* BEGIN Excerpted data *

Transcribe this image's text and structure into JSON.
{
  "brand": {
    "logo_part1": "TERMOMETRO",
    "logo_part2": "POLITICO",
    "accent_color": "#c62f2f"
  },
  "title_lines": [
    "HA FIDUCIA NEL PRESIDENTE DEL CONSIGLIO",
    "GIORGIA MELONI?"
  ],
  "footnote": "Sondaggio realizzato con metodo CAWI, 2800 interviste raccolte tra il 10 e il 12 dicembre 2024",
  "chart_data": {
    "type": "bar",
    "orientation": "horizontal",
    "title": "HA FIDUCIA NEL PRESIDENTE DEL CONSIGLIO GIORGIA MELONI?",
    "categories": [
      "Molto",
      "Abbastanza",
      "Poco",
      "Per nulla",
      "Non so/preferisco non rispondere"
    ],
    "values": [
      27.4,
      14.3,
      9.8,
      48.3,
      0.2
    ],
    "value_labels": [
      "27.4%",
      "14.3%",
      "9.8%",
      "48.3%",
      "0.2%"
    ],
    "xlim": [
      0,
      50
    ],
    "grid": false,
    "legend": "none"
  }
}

* END Excerpted data *

Set problem> Copy the lines from the entries above in which the word "PRESIDENTE" appears.

Completed task>
    "HA FIDUCIA NEL PRESIDENTE DEL CONSIGLIO",
    "title": "HA FIDUCIA NEL PRESIDENTE DEL CONSIGLIO GIORGIA MELONI?",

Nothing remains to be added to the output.